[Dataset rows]

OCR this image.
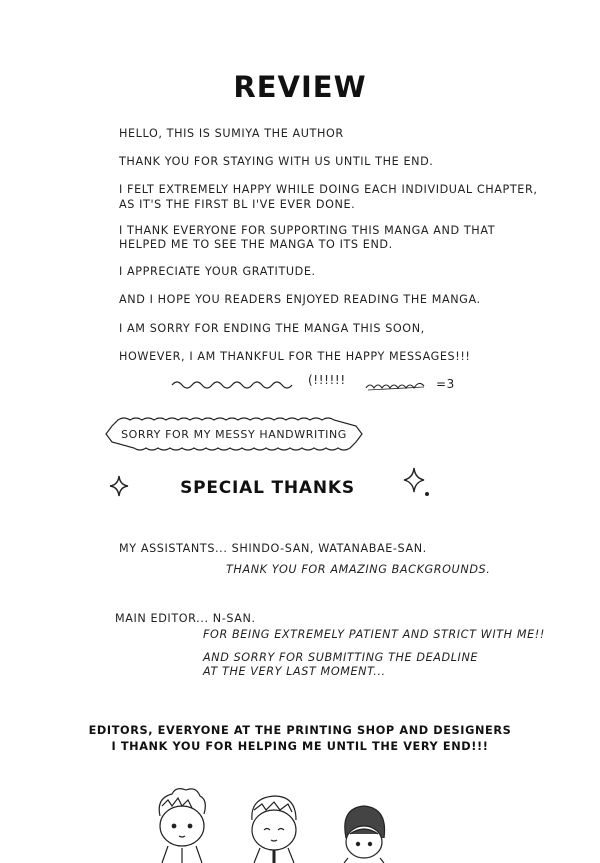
REVIEW
HELLO, THIS IS SUMIYA THE AUTHOR
THANK YOU FOR STAYING WITH US UNTIL THE END.
I FELT EXTREMELY HAPPY WHILE DOING EACH INDIVIDUAL CHAPTER,
AS IT'S THE FIRST BL I'VE EVER DONE.
I THANK EVERYONE FOR SUPPORTING THIS MANGA AND THAT
HELPED ME TO SEE THE MANGA TO ITS END.
I APPRECIATE YOUR GRATITUDE.
AND I HOPE YOU READERS ENJOYED READING THE MANGA.
I AM SORRY FOR ENDING THE MANGA THIS SOON,
HOWEVER, I AM THANKFUL FOR THE HAPPY MESSAGES!!!
(!!!!!!	=3
SORRY FOR MY MESSY HANDWRITING
SPECIAL THANKS
MY ASSISTANTS... SHINDO-SAN, WATANABAE-SAN.
THANK YOU FOR AMAZING BACKGROUNDS.
MAIN EDITOR... N-SAN.
FOR BEING EXTREMELY PATIENT AND STRICT WITH ME!!
AND SORRY FOR SUBMITTING THE DEADLINE
AT THE VERY LAST MOMENT...
EDITORS, EVERYONE AT THE PRINTING SHOP AND DESIGNERS
I THANK YOU FOR HELPING ME UNTIL THE VERY END!!!
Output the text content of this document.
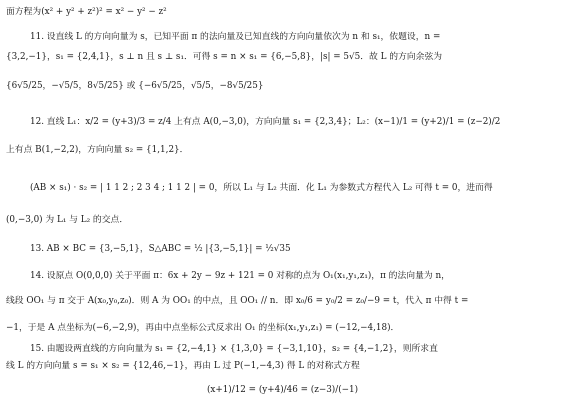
面方程为(x² + y² + z²)² = x² − y² − z²
11. 设直线 L 的方向向量为 s，已知平面 π 的法向量及已知直线的方向向量依次为 n 和 s₁，依题设，n =
{3,2,−1}，s₁ = {2,4,1}，s ⊥ n 且 s ⊥ s₁．可得 s = n × s₁ = {6,−5,8}，|s| = 5√5．故 L 的方向余弦为
{6√5/25，−√5/5，8√5/25} 或 {−6√5/25，√5/5，−8√5/25}
12. 直线 L₁：x/2 = (y+3)/3 = z/4 上有点 A(0,−3,0)，方向向量 s₁ = {2,3,4}；L₂：(x−1)/1 = (y+2)/1 = (z−2)/2
上有点 B(1,−2,2)，方向向量 s₂ = {1,1,2}．
(AB × s₁) · s₂ = | 1 1 2 ; 2 3 4 ; 1 1 2 | = 0，所以 L₁ 与 L₂ 共面．化 L₁ 为参数式方程代入 L₂ 可得 t = 0，进而得
(0,−3,0) 为 L₁ 与 L₂ 的交点．
13. AB × BC = {3,−5,1}，S△ABC = ½ |{3,−5,1}| = ½√35
14. 设原点 O(0,0,0) 关于平面 π：6x + 2y − 9z + 121 = 0 对称的点为 O₁(x₁,y₁,z₁)，π 的法向量为 n，
线段 OO₁ 与 π 交于 A(x₀,y₀,z₀)．则 A 为 OO₁ 的中点，且 OO₁ // n．即 x₀/6 = y₀/2 = z₀/−9 = t，代入 π 中得 t =
−1，于是 A 点坐标为(−6,−2,9)，再由中点坐标公式反求出 O₁ 的坐标(x₁,y₁,z₁) = (−12,−4,18)．
15. 由题设两直线的方向向量为 s₁ = {2,−4,1} × {1,3,0} = {−3,1,10}，s₂ = {4,−1,2}，则所求直
线 L 的方向向量 s = s₁ × s₂ = {12,46,−1}，再由 L 过 P(−1,−4,3) 得 L 的对称式方程
(x+1)/12 = (y+4)/46 = (z−3)/(−1)
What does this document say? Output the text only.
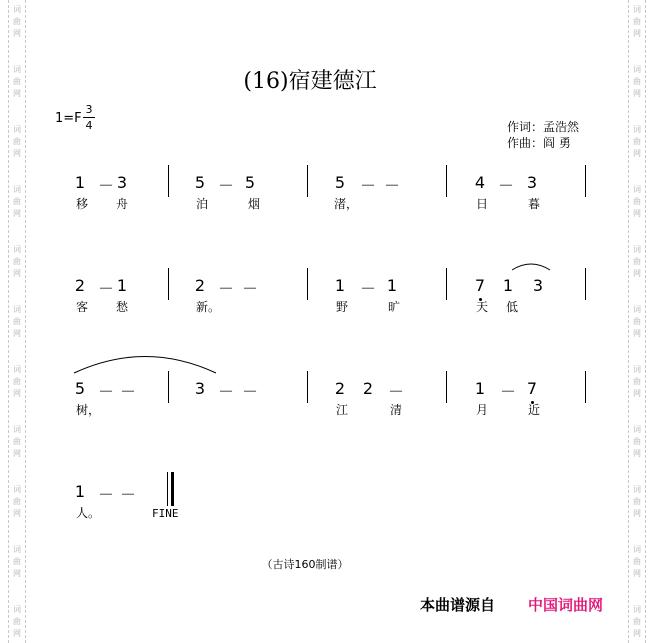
词
曲
网
词
曲
网
词
曲
网
词
曲
网
词
曲
网
词
曲
网
词
曲
网
词
曲
网
词
曲
网
词
曲
网
词
曲
网
词
曲
网
词
曲
网
词
曲
网
词
曲
网
词
曲
网
词
曲
网
词
曲
网
词
曲
网
词
曲
网
词
曲
网
词
曲
网
(16)宿建德江
1=F
3
4	作词：孟浩然
作曲：阎 勇
1 － 3	5 － 5	5 － －	4 － 3
移 舟	泊	烟	渚，	日	暮
2 － 1	2 － －	1 － 1	7 1 3
客 愁	新。	野	旷	天 低
5 － －	3 － －	2 2 －	1 － 7
树，	江	清	月	近
1 － －
人。	FINE
（古诗160制谱）
本曲谱源自 中国词曲网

* _Task goal_
Each line in the records above should be reproduced exactly; images are not copied.

* _Output below_
OCR this image.
REVIEW
HELLO, THIS IS SUMIYA THE AUTHOR
THANK YOU FOR STAYING WITH US UNTIL THE END.
I FELT EXTREMELY HAPPY WHILE DOING EACH INDIVIDUAL CHAPTER,
AS IT'S THE FIRST BL I'VE EVER DONE.
I THANK EVERYONE FOR SUPPORTING THIS MANGA AND THAT
HELPED ME TO SEE THE MANGA TO ITS END.
I APPRECIATE YOUR GRATITUDE.
AND I HOPE YOU READERS ENJOYED READING THE MANGA.
I AM SORRY FOR ENDING THE MANGA THIS SOON,
HOWEVER, I AM THANKFUL FOR THE HAPPY MESSAGES!!!
(!!!!!!	=3
SORRY FOR MY MESSY HANDWRITING
SPECIAL THANKS
MY ASSISTANTS... SHINDO-SAN, WATANABAE-SAN.
THANK YOU FOR AMAZING BACKGROUNDS.
MAIN EDITOR... N-SAN.
FOR BEING EXTREMELY PATIENT AND STRICT WITH ME!!
AND SORRY FOR SUBMITTING THE DEADLINE
AT THE VERY LAST MOMENT...
EDITORS, EVERYONE AT THE PRINTING SHOP AND DESIGNERS
I THANK YOU FOR HELPING ME UNTIL THE VERY END!!!
Output the text content of this document.
面方程为(x² + y² + z²)² = x² − y² − z²
11. 设直线 L 的方向向量为 s，已知平面 π 的法向量及已知直线的方向向量依次为 n 和 s₁，依题设，n =
{3,2,−1}，s₁ = {2,4,1}，s ⊥ n 且 s ⊥ s₁．可得 s = n × s₁ = {6,−5,8}，|s| = 5√5．故 L 的方向余弦为
{6√5/25，−√5/5，8√5/25} 或 {−6√5/25，√5/5，−8√5/25}
12. 直线 L₁：x/2 = (y+3)/3 = z/4 上有点 A(0,−3,0)，方向向量 s₁ = {2,3,4}；L₂：(x−1)/1 = (y+2)/1 = (z−2)/2
上有点 B(1,−2,2)，方向向量 s₂ = {1,1,2}．
(AB × s₁) · s₂ = | 1 1 2 ; 2 3 4 ; 1 1 2 | = 0，所以 L₁ 与 L₂ 共面．化 L₁ 为参数式方程代入 L₂ 可得 t = 0，进而得
(0,−3,0) 为 L₁ 与 L₂ 的交点．
13. AB × BC = {3,−5,1}，S△ABC = ½ |{3,−5,1}| = ½√35
14. 设原点 O(0,0,0) 关于平面 π：6x + 2y − 9z + 121 = 0 对称的点为 O₁(x₁,y₁,z₁)，π 的法向量为 n，
线段 OO₁ 与 π 交于 A(x₀,y₀,z₀)．则 A 为 OO₁ 的中点，且 OO₁ // n．即 x₀/6 = y₀/2 = z₀/−9 = t，代入 π 中得 t =
−1，于是 A 点坐标为(−6,−2,9)，再由中点坐标公式反求出 O₁ 的坐标(x₁,y₁,z₁) = (−12,−4,18)．
15. 由题设两直线的方向向量为 s₁ = {2,−4,1} × {1,3,0} = {−3,1,10}，s₂ = {4,−1,2}，则所求直
线 L 的方向向量 s = s₁ × s₂ = {12,46,−1}，再由 L 过 P(−1,−4,3) 得 L 的对称式方程
(x+1)/12 = (y+4)/46 = (z−3)/(−1)
What does this document say? Output the text only.
词
曲
网
词
曲
网
词
曲
网
词
曲
网
词
曲
网
词
曲
网
词
曲
网
词
曲
网
词
曲
网
词
曲
网
词
曲
网
词
曲
网
词
曲
网
词
曲
网
词
曲
网
词
曲
网
词
曲
网
词
曲
网
词
曲
网
词
曲
网
词
曲
网
词
曲
网
(16)宿建德江
1=F
3
4	作词：孟浩然
作曲：阎 勇
1 － 3	5 － 5	5 － －	4 － 3
移 舟	泊	烟	渚，	日	暮
2 － 1	2 － －	1 － 1	7 1 3
客 愁	新。	野	旷	天 低
5 － －	3 － －	2 2 －	1 － 7
树，	江	清	月	近
1 － －
人。	FINE
（古诗160制谱）
本曲谱源自 中国词曲网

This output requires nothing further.